*Required task*.
Do not copy the pictures; transcribe all other material exactly.

*Source records*.
+===+
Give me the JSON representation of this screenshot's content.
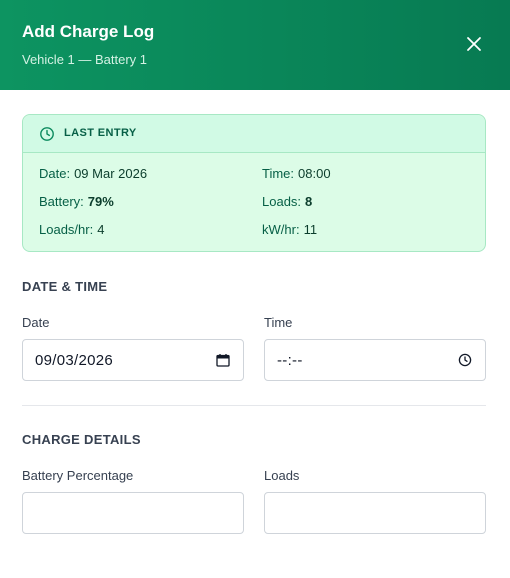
{
  "header": {
    "title": "Add Charge Log",
    "subtitle": "Vehicle 1 — Battery 1",
    "close_icon": "close-icon"
  },
  "last_entry": {
    "title": "LAST ENTRY",
    "icon": "clock-icon",
    "date_label": "Date:",
    "date_value": "09 Mar 2026",
    "time_label": "Time:",
    "time_value": "08:00",
    "battery_label": "Battery:",
    "battery_value": "79%",
    "loads_label": "Loads:",
    "loads_value": "8",
    "loads_hr_label": "Loads/hr:",
    "loads_hr_value": "4",
    "kwh_label": "kW/hr:",
    "kwh_value": "11"
  },
  "date_time": {
    "section_title": "DATE & TIME",
    "date_label": "Date",
    "date_value": "09/03/2026",
    "date_icon": "calendar-icon",
    "time_label": "Time",
    "time_value": "--:--",
    "time_icon": "clock-icon"
  },
  "charge_details": {
    "section_title": "CHARGE DETAILS",
    "battery_label": "Battery Percentage",
    "battery_value": "",
    "loads_label": "Loads",
    "loads_value": ""
  },
  "colors": {
    "header_start": "#0d9461",
    "header_end": "#077a52",
    "card_bg": "#dcfce7",
    "card_border": "#a7e8c4",
    "accent_text": "#065f46"
  }
}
+===+
*Complete answer*.
Give me the JSON representation of this screenshot's content.
{
  "header": {
    "title": "Add Charge Log",
    "subtitle": "Vehicle 1 — Battery 1",
    "close_icon": "close-icon"
  },
  "last_entry": {
    "title": "LAST ENTRY",
    "icon": "clock-icon",
    "date_label": "Date:",
    "date_value": "09 Mar 2026",
    "time_label": "Time:",
    "time_value": "08:00",
    "battery_label": "Battery:",
    "battery_value": "79%",
    "loads_label": "Loads:",
    "loads_value": "8",
    "loads_hr_label": "Loads/hr:",
    "loads_hr_value": "4",
    "kwh_label": "kW/hr:",
    "kwh_value": "11"
  },
  "date_time": {
    "section_title": "DATE & TIME",
    "date_label": "Date",
    "date_value": "09/03/2026",
    "date_icon": "calendar-icon",
    "time_label": "Time",
    "time_value": "--:--",
    "time_icon": "clock-icon"
  },
  "charge_details": {
    "section_title": "CHARGE DETAILS",
    "battery_label": "Battery Percentage",
    "battery_value": "",
    "loads_label": "Loads",
    "loads_value": ""
  },
  "colors": {
    "header_start": "#0d9461",
    "header_end": "#077a52",
    "card_bg": "#dcfce7",
    "card_border": "#a7e8c4",
    "accent_text": "#065f46"
  }
}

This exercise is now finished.